>> start Stored data

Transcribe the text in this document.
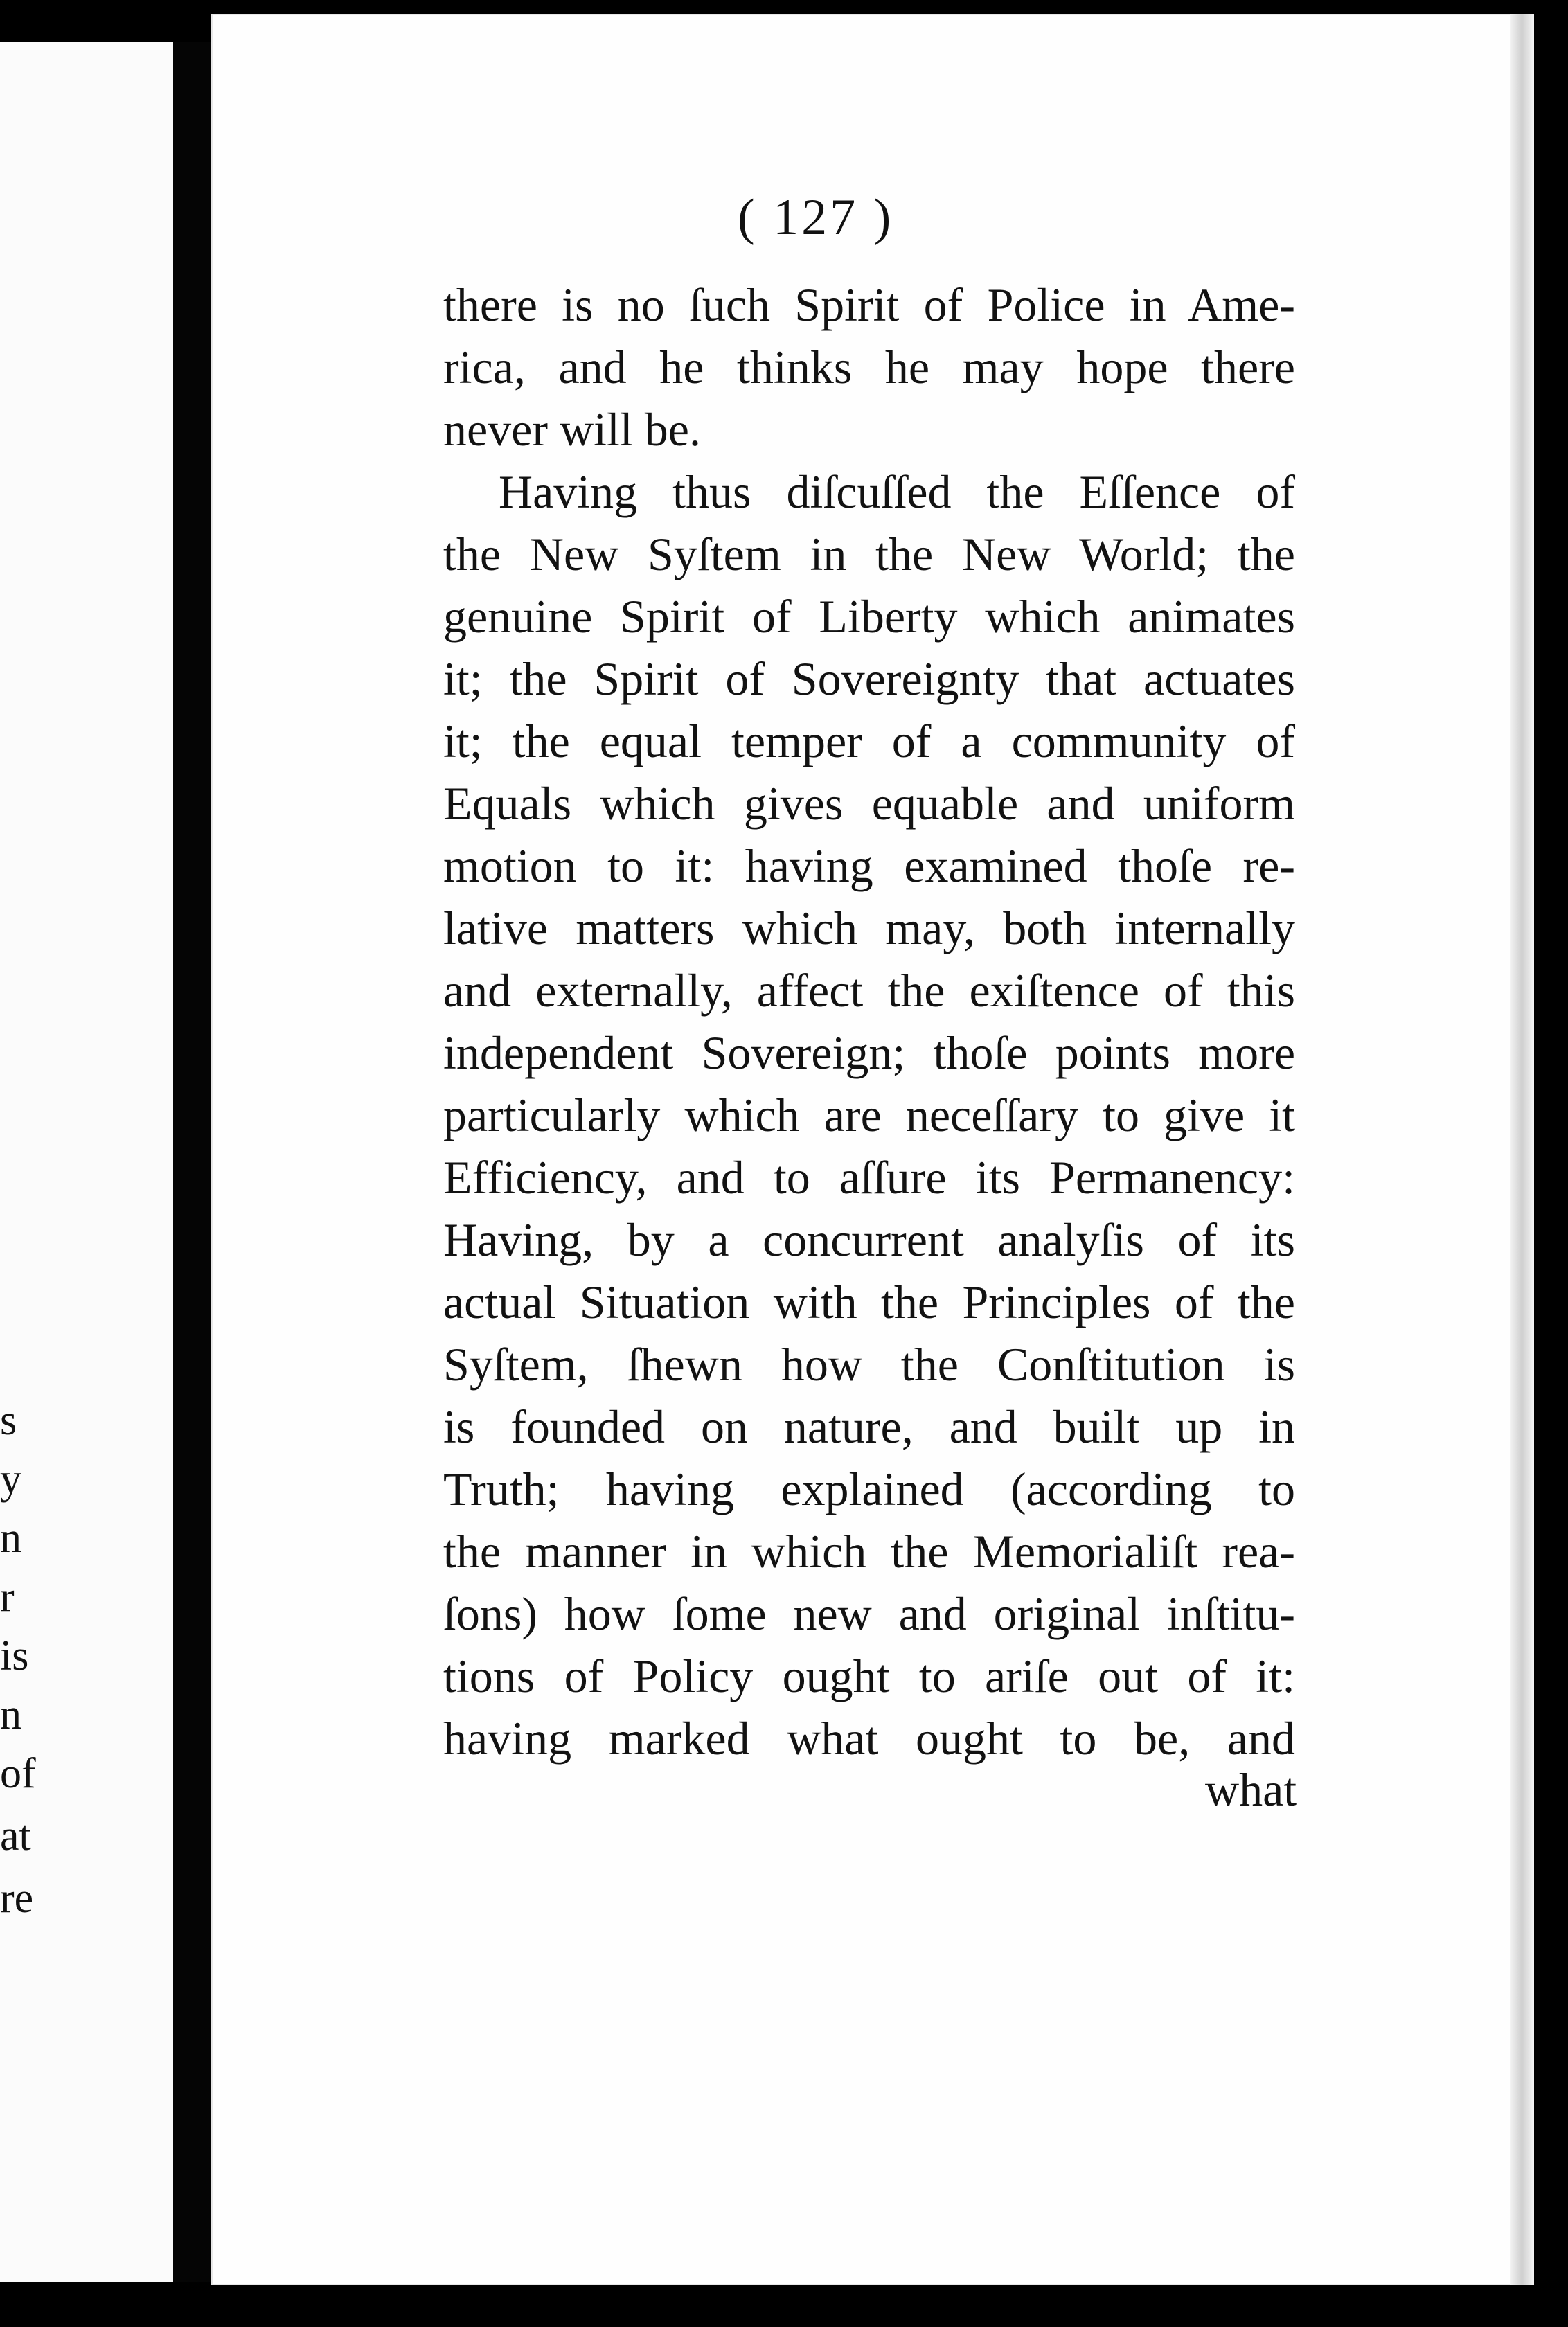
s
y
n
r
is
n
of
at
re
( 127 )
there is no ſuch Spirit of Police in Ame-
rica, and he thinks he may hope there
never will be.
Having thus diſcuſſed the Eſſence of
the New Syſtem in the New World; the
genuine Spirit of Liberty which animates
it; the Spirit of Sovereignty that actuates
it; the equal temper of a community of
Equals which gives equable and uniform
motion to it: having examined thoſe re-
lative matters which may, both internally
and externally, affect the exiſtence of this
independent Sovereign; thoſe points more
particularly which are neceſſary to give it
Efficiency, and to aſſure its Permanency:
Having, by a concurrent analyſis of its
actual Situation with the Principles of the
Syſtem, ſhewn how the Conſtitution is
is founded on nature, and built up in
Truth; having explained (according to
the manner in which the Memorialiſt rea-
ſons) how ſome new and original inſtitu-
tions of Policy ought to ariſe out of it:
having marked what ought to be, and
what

>> end Stored data

■ **Direction**: Copy each line exactly, and leave the pictures out of your copy.

■ **Solution for this task**:
Transcribe the text in this document.
s
y
n
r
is
n
of
at
re
( 127 )
there is no ſuch Spirit of Police in Ame-
rica, and he thinks he may hope there
never will be.
Having thus diſcuſſed the Eſſence of
the New Syſtem in the New World; the
genuine Spirit of Liberty which animates
it; the Spirit of Sovereignty that actuates
it; the equal temper of a community of
Equals which gives equable and uniform
motion to it: having examined thoſe re-
lative matters which may, both internally
and externally, affect the exiſtence of this
independent Sovereign; thoſe points more
particularly which are neceſſary to give it
Efficiency, and to aſſure its Permanency:
Having, by a concurrent analyſis of its
actual Situation with the Principles of the
Syſtem, ſhewn how the Conſtitution is
is founded on nature, and built up in
Truth; having explained (according to
the manner in which the Memorialiſt rea-
ſons) how ſome new and original inſtitu-
tions of Policy ought to ariſe out of it:
having marked what ought to be, and
what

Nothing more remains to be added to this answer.